PROBLEM DETAILS
Across the entries below, count the lines in which the word "JSON" occurs. Reply with the count alone.
━━━ RECORDS PROVIDED ━━━
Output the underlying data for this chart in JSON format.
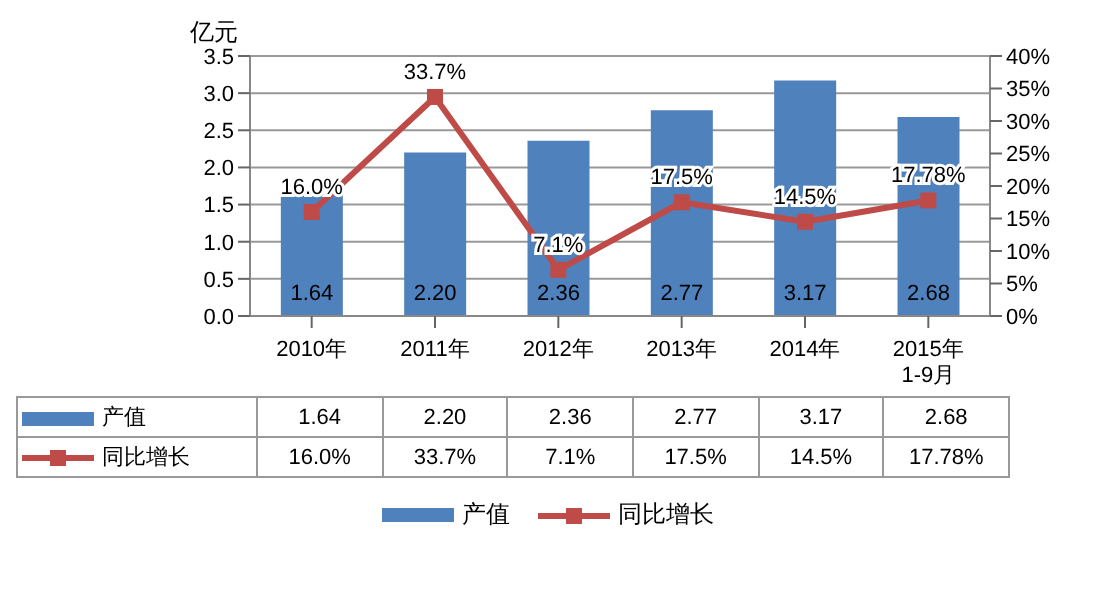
{
  "chart_data": {
    "type": "bar",
    "ylabel": "亿元",
    "categories": [
      "2010年",
      "2011年",
      "2012年",
      "2013年",
      "2014年",
      "2015年\n1-9月"
    ],
    "series": [
      {
        "name": "产值",
        "color": "#4f81bd",
        "values": [
          1.64,
          2.2,
          2.36,
          2.77,
          3.17,
          2.68
        ],
        "value_labels": [
          "1.64",
          "2.20",
          "2.36",
          "2.77",
          "3.17",
          "2.68"
        ]
      },
      {
        "name": "同比增长",
        "type": "line",
        "axis": "y2",
        "color": "#be4b48",
        "marker": "square",
        "values": [
          16.0,
          33.7,
          7.1,
          17.5,
          14.5,
          17.78
        ],
        "value_labels": [
          "16.0%",
          "33.7%",
          "7.1%",
          "17.5%",
          "14.5%",
          "17.78%"
        ]
      }
    ],
    "ylim": [
      0,
      3.5
    ],
    "yticks": [
      {
        "value": 0,
        "label": "0.0"
      },
      {
        "value": 0.5,
        "label": "0.5"
      },
      {
        "value": 1,
        "label": "1.0"
      },
      {
        "value": 1.5,
        "label": "1.5"
      },
      {
        "value": 2,
        "label": "2.0"
      },
      {
        "value": 2.5,
        "label": "2.5"
      },
      {
        "value": 3,
        "label": "3.0"
      },
      {
        "value": 3.5,
        "label": "3.5"
      }
    ],
    "y2lim": [
      0,
      40
    ],
    "y2ticks": [
      {
        "value": 0,
        "label": "0%"
      },
      {
        "value": 5,
        "label": "5%"
      },
      {
        "value": 10,
        "label": "10%"
      },
      {
        "value": 15,
        "label": "15%"
      },
      {
        "value": 20,
        "label": "20%"
      },
      {
        "value": 25,
        "label": "25%"
      },
      {
        "value": 30,
        "label": "30%"
      },
      {
        "value": 35,
        "label": "35%"
      },
      {
        "value": 40,
        "label": "40%"
      }
    ],
    "grid": "y",
    "legend": "bottom"
  }
}
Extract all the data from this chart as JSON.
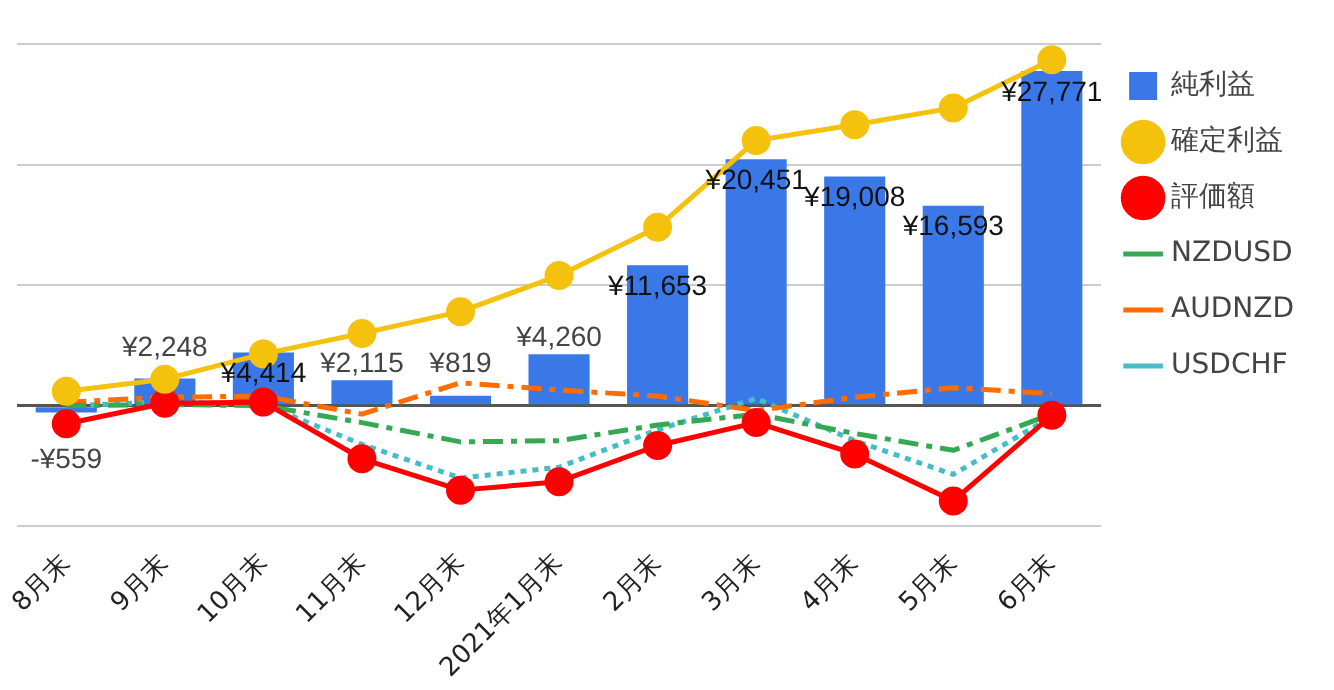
{
  "chart_data": {
    "type": "bar",
    "categories": [
      "8月末",
      "9月末",
      "10月末",
      "11月末",
      "12月末",
      "2021年1月末",
      "2月末",
      "3月末",
      "4月末",
      "5月末",
      "6月末"
    ],
    "series": [
      {
        "name": "純利益",
        "color": "#3b78e7",
        "values": [
          -559,
          2248,
          4414,
          2115,
          819,
          4260,
          11653,
          20451,
          19008,
          16593,
          27771
        ],
        "value_labels": [
          "-¥559",
          "¥2,248",
          "¥4,414",
          "¥2,115",
          "¥819",
          "¥4,260",
          "¥11,653",
          "¥20,451",
          "¥19,008",
          "¥16,593",
          "¥27,771"
        ]
      },
      {
        "name": "確定利益",
        "type": "line",
        "color": "#f4c20d",
        "marker": "circle",
        "line_style": "solid",
        "values": [
          1200,
          2200,
          4300,
          6000,
          7800,
          10800,
          14800,
          22000,
          23300,
          24700,
          28700
        ]
      },
      {
        "name": "評価額",
        "type": "line",
        "color": "#ff0000",
        "marker": "circle",
        "line_style": "solid",
        "values": [
          -1500,
          200,
          300,
          -4400,
          -7000,
          -6300,
          -3300,
          -1400,
          -4000,
          -7900,
          -800
        ]
      },
      {
        "name": "NZDUSD",
        "type": "line",
        "color": "#34a853",
        "marker": "none",
        "line_style": "dashed",
        "values": [
          0,
          100,
          0,
          -1400,
          -3000,
          -2900,
          -1600,
          -700,
          -2300,
          -3700,
          -700
        ]
      },
      {
        "name": "AUDNZD",
        "type": "line",
        "color": "#ff6d01",
        "marker": "none",
        "line_style": "dashed",
        "values": [
          300,
          700,
          800,
          -700,
          1900,
          1300,
          800,
          -400,
          700,
          1500,
          1000
        ]
      },
      {
        "name": "USDCHF",
        "type": "line",
        "color": "#46bdc6",
        "marker": "none",
        "line_style": "dotted",
        "values": [
          0,
          300,
          100,
          -3200,
          -6000,
          -5100,
          -2000,
          600,
          -2900,
          -5700,
          -900
        ]
      }
    ],
    "ylim": [
      -10000,
      30000
    ],
    "yticks": [
      {
        "value": -10000,
        "label": null
      },
      {
        "value": 0,
        "label": null
      },
      {
        "value": 10000,
        "label": null
      },
      {
        "value": 20000,
        "label": null
      },
      {
        "value": 30000,
        "label": null
      }
    ],
    "tick_labels": "x",
    "grid": "y",
    "legend": "right"
  }
}
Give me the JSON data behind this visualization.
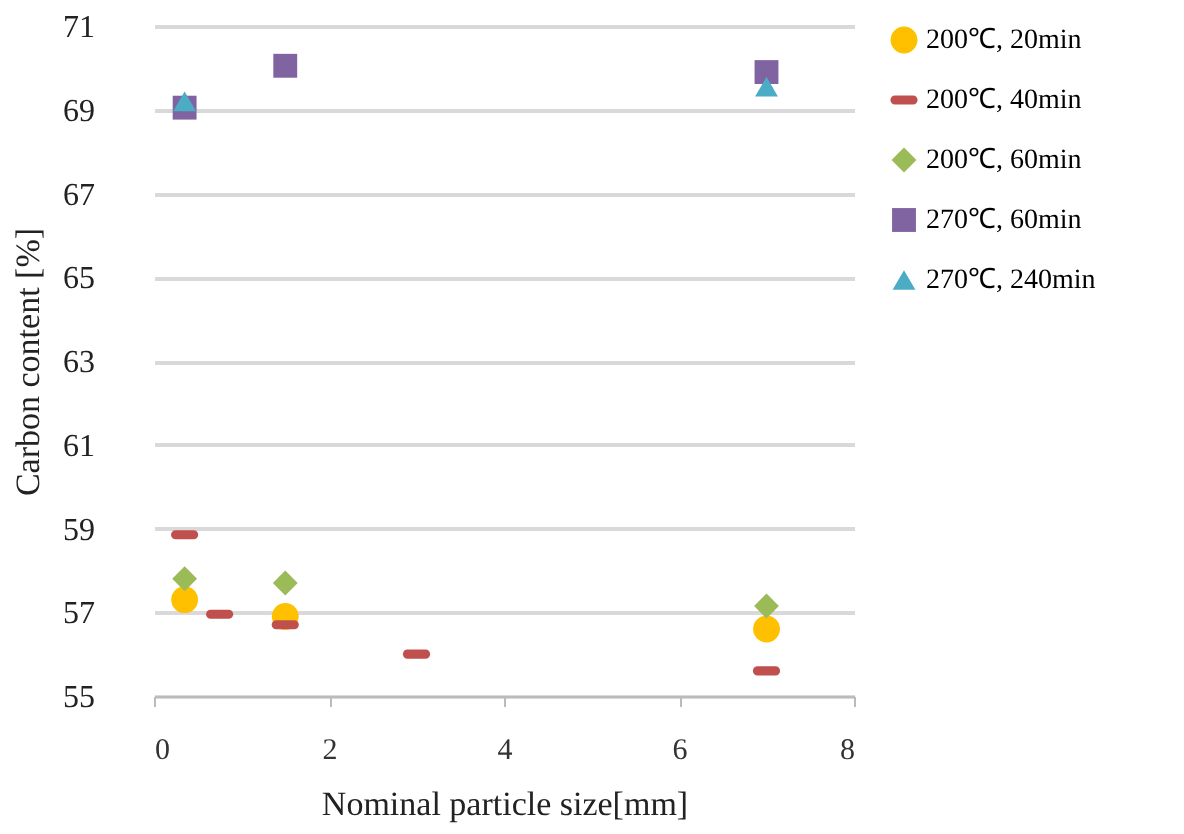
{
  "chart_data": {
    "type": "scatter",
    "xlabel": "Nominal particle size[mm]",
    "ylabel": "Carbon content [%]",
    "xlim": [
      0,
      8
    ],
    "xticks": [
      0,
      2,
      4,
      6,
      8
    ],
    "ylim": [
      55,
      71
    ],
    "yticks": [
      55,
      57,
      59,
      61,
      63,
      65,
      67,
      69,
      71
    ],
    "grid": "y",
    "legend": "right",
    "series": [
      {
        "name": "200℃, 20min",
        "color": "#ffc000",
        "marker": "circle",
        "x": [
          0.35,
          1.5,
          7
        ],
        "values": [
          57.3,
          56.9,
          56.6
        ]
      },
      {
        "name": "200℃, 40min",
        "color": "#c0504d",
        "x": [
          0.35,
          0.75,
          1.5,
          3,
          7
        ],
        "values": [
          58.85,
          56.95,
          56.7,
          56.0,
          55.6
        ]
      },
      {
        "name": "200℃, 60min",
        "color": "#9bbb59",
        "marker": "diamond",
        "x": [
          0.35,
          1.5,
          7
        ],
        "values": [
          57.8,
          57.7,
          57.15
        ]
      },
      {
        "name": "270℃, 60min",
        "color": "#8064a2",
        "marker": "square",
        "x": [
          0.35,
          1.5,
          7
        ],
        "values": [
          69.05,
          70.05,
          69.9
        ]
      },
      {
        "name": "270℃, 240min",
        "color": "#4bacc6",
        "marker": "triangle",
        "x": [
          0.35,
          7
        ],
        "values": [
          69.2,
          69.55
        ]
      }
    ]
  }
}
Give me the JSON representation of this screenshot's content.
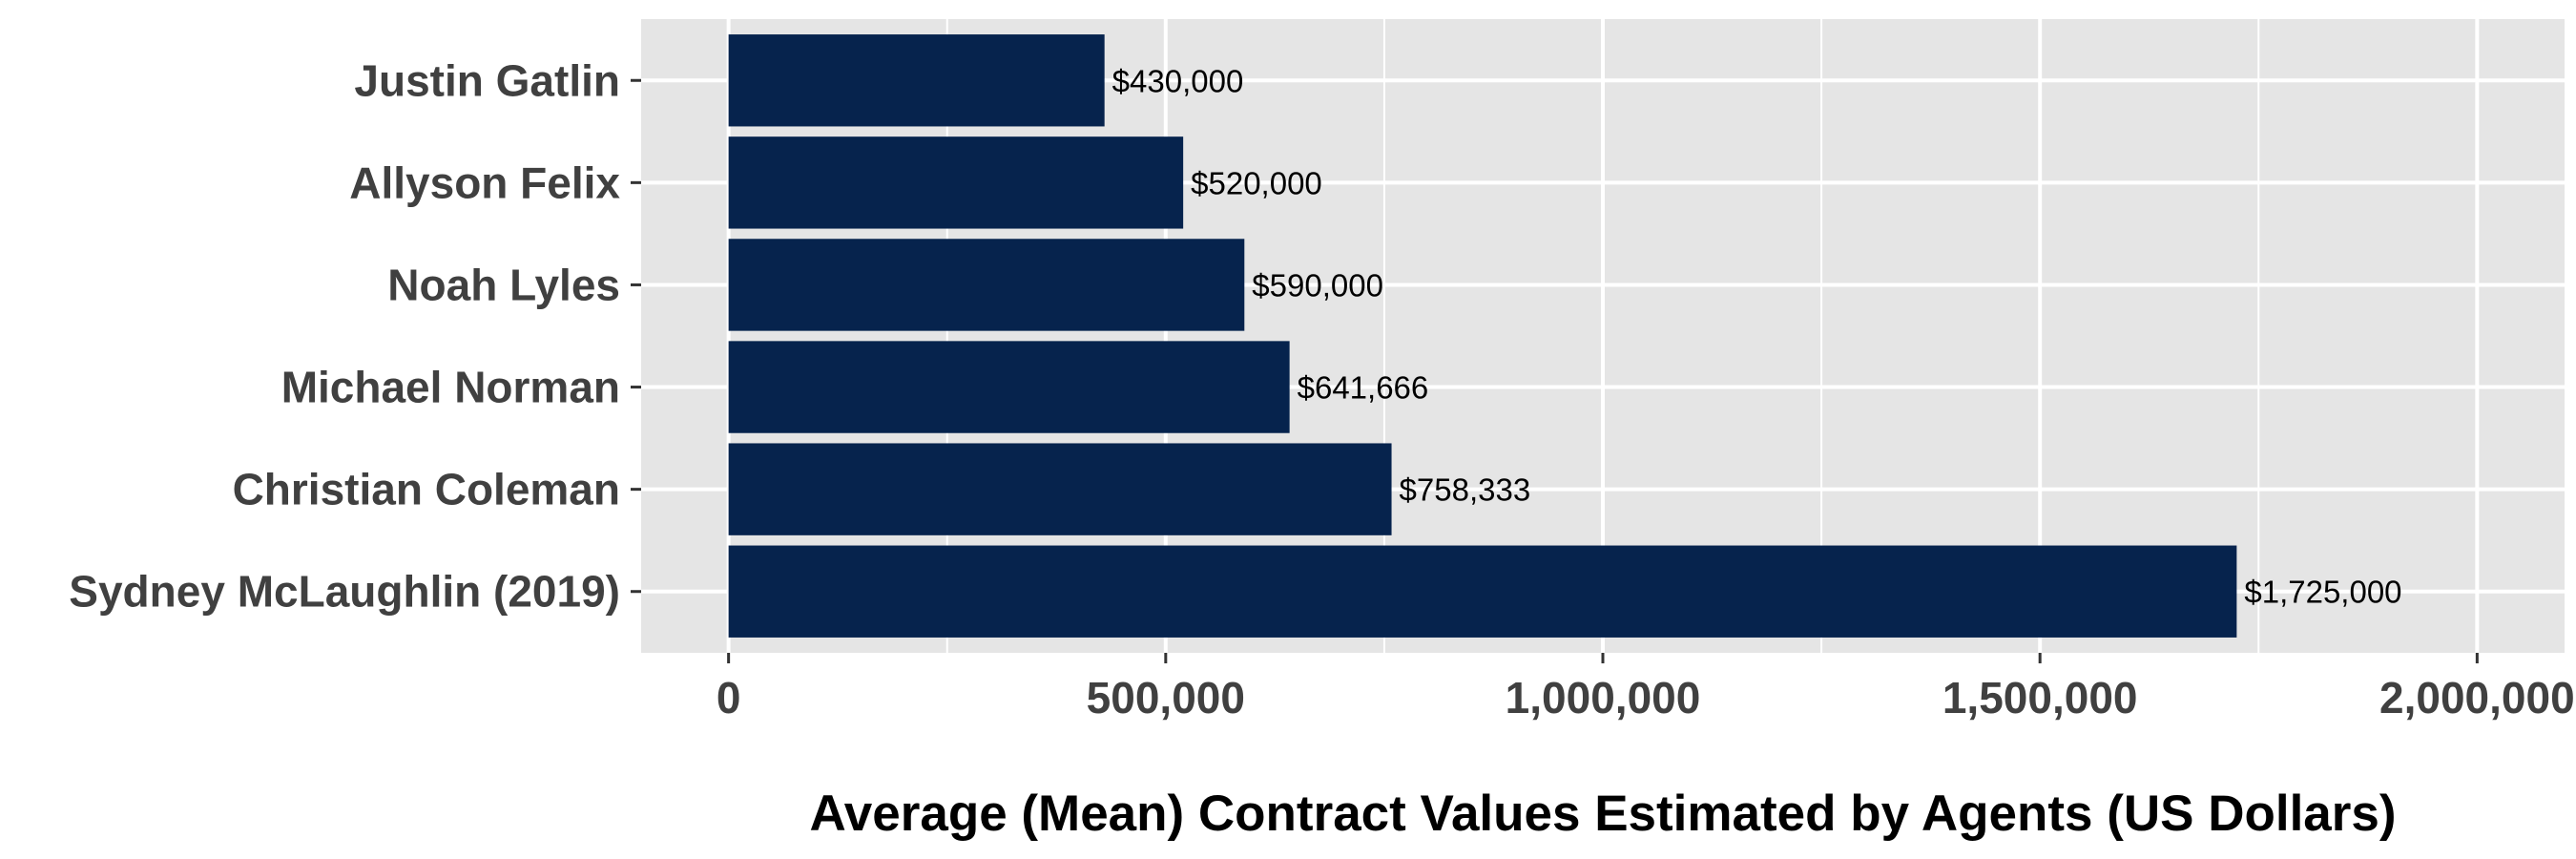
{
  "chart_data": {
    "type": "bar",
    "orientation": "horizontal",
    "categories": [
      "Sydney McLaughlin (2019)",
      "Christian Coleman",
      "Michael Norman",
      "Noah Lyles",
      "Allyson Felix",
      "Justin Gatlin"
    ],
    "values": [
      1725000,
      758333,
      641666,
      590000,
      520000,
      430000
    ],
    "data_labels": [
      "$1,725,000",
      "$758,333",
      "$641,666",
      "$590,000",
      "$520,000",
      "$430,000"
    ],
    "xlabel": "Average (Mean) Contract Values Estimated by Agents (US Dollars)",
    "ylabel": "",
    "xlim": [
      -100000,
      2100000
    ],
    "x_ticks": [
      0,
      500000,
      1000000,
      1500000,
      2000000
    ],
    "x_tick_labels": [
      "0",
      "500,000",
      "1,000,000",
      "1,500,000",
      "2,000,000"
    ],
    "grid": true,
    "legend": "none",
    "colors": {
      "bar": "#06234D",
      "panel_background": "#E5E5E5",
      "grid_line": "#FFFFFF",
      "tick_text": "#404040"
    }
  }
}
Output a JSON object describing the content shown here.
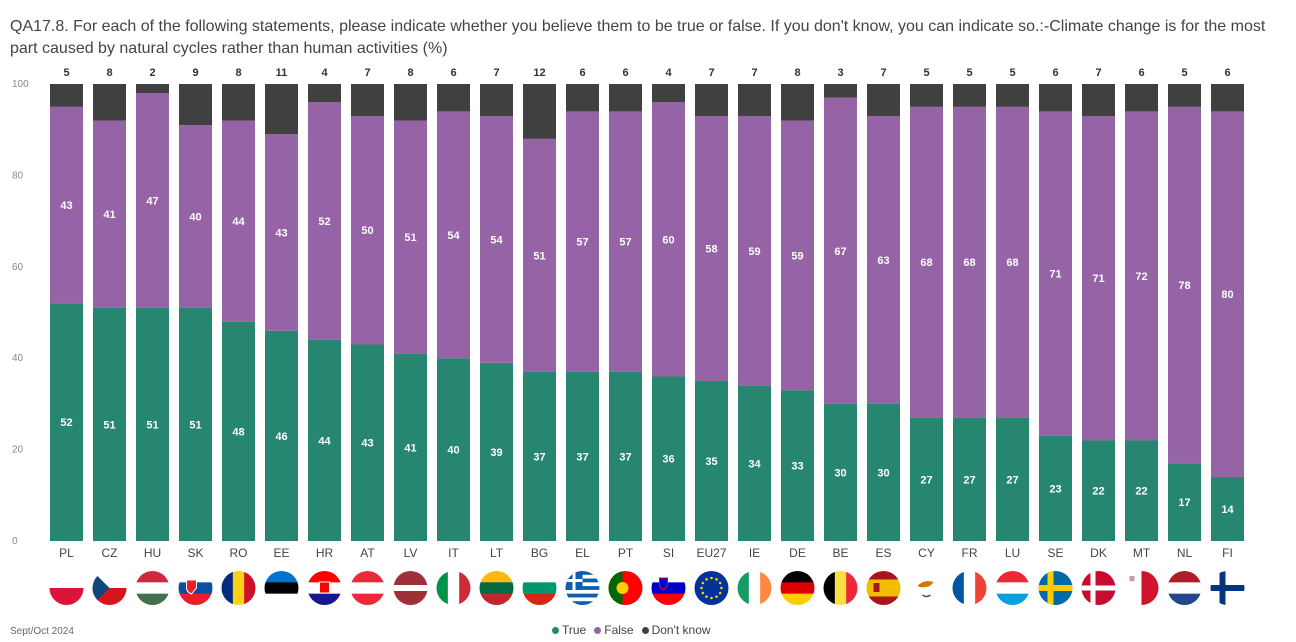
━━━
ANSWER
5